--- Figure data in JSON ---
╔══
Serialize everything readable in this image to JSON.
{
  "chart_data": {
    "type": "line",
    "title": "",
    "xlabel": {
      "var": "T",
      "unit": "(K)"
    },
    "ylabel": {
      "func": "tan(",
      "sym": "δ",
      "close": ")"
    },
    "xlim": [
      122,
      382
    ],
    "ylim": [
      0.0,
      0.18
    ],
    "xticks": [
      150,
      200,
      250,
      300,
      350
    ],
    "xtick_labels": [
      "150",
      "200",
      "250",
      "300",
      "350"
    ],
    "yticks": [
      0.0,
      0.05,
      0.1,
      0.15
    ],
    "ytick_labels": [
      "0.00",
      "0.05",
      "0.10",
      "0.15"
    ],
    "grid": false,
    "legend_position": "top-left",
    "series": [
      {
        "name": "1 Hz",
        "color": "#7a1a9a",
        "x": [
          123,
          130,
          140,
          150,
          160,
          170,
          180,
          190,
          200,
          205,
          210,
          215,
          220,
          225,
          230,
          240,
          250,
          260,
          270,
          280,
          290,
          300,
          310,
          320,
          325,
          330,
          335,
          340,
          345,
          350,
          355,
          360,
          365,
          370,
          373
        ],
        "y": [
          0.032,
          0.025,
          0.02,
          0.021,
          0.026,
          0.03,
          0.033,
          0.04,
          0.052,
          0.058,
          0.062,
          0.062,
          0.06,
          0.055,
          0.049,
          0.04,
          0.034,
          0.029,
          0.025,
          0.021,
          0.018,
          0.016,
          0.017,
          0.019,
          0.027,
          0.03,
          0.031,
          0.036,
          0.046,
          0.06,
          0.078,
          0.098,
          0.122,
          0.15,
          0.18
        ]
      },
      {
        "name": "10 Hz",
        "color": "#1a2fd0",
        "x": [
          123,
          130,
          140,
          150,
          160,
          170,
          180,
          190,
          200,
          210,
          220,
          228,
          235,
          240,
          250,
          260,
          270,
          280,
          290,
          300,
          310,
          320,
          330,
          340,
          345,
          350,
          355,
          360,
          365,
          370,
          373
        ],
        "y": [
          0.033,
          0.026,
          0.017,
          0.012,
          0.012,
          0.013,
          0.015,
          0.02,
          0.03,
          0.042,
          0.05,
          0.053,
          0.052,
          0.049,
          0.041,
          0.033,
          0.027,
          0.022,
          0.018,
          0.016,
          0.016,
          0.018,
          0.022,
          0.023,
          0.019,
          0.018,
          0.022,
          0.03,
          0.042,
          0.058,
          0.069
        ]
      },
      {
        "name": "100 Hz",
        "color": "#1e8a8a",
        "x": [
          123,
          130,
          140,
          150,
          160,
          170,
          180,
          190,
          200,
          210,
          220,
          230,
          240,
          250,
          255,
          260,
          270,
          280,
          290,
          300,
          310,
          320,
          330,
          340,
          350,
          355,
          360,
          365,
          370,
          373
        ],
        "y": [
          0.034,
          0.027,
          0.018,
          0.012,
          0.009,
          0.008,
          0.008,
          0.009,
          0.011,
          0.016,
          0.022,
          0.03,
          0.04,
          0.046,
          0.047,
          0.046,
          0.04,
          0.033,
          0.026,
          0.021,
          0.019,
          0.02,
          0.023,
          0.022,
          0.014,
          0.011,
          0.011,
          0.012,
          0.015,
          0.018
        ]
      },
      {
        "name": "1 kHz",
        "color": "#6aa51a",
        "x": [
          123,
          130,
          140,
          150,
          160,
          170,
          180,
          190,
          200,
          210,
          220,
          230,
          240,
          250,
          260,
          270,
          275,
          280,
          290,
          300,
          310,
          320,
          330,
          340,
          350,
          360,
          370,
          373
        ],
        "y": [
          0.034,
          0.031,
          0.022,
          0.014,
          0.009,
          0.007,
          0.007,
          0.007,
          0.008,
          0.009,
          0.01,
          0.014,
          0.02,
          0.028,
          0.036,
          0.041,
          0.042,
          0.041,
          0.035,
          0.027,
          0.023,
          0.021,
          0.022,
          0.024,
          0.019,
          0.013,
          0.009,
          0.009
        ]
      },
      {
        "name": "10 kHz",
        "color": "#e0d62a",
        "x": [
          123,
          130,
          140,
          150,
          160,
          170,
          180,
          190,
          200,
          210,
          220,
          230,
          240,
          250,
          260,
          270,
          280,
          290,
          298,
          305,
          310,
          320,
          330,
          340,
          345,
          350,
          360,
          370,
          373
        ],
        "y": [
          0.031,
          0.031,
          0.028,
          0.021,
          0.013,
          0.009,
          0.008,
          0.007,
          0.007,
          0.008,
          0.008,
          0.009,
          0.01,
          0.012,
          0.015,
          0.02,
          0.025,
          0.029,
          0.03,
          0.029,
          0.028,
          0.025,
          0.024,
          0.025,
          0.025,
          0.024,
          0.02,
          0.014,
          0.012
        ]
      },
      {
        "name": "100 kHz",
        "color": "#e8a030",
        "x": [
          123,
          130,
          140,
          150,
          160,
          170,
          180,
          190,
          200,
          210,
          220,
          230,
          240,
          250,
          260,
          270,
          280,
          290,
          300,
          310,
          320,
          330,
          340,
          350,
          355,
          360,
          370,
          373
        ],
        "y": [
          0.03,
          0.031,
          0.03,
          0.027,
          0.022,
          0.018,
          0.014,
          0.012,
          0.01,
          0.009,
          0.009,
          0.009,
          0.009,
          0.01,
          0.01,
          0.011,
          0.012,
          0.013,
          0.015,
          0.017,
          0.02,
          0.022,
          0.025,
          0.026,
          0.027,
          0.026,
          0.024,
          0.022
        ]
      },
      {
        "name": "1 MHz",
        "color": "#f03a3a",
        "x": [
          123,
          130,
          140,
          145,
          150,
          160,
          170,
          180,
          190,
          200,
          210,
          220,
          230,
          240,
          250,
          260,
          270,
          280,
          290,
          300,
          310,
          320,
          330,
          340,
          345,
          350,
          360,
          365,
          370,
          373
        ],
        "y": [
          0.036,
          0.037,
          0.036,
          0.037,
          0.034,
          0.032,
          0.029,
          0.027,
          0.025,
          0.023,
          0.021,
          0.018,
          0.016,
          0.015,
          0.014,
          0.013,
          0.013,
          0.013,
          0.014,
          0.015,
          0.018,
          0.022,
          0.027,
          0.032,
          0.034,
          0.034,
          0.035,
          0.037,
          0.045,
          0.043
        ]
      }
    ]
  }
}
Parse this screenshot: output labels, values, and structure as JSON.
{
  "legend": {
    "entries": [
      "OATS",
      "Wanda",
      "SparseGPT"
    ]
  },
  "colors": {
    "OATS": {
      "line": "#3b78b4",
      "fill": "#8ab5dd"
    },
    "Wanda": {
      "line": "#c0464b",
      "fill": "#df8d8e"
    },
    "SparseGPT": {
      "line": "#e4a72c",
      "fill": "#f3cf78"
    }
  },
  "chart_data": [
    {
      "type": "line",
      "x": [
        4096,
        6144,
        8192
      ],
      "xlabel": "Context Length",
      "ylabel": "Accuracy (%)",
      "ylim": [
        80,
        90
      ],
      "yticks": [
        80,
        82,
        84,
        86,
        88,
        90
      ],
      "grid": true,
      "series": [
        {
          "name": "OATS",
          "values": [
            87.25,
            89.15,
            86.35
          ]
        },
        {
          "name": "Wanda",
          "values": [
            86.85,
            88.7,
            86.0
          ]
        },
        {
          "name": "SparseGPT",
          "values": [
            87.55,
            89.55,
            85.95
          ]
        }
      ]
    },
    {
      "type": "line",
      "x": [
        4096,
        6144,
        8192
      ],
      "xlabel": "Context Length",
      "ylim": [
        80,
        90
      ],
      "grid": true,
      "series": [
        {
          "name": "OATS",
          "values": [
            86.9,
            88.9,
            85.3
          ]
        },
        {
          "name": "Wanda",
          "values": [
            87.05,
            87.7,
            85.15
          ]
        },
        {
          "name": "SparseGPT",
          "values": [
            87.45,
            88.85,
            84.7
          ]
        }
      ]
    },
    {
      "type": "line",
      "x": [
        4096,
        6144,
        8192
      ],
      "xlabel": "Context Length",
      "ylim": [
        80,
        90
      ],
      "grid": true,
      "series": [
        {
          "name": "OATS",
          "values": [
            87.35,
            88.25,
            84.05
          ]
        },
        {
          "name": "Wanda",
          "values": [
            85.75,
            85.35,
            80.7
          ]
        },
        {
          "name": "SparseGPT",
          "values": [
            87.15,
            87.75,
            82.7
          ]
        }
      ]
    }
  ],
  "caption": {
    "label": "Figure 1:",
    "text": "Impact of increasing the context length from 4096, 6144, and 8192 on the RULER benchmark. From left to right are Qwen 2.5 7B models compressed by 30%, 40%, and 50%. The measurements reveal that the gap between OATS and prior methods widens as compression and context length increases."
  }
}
╚══
--- What to work on ---
Pick out lines containing the word "fill", each one as written.

--- Correct response ---
      "fill": "#8ab5dd"
      "fill": "#df8d8e"
      "fill": "#f3cf78"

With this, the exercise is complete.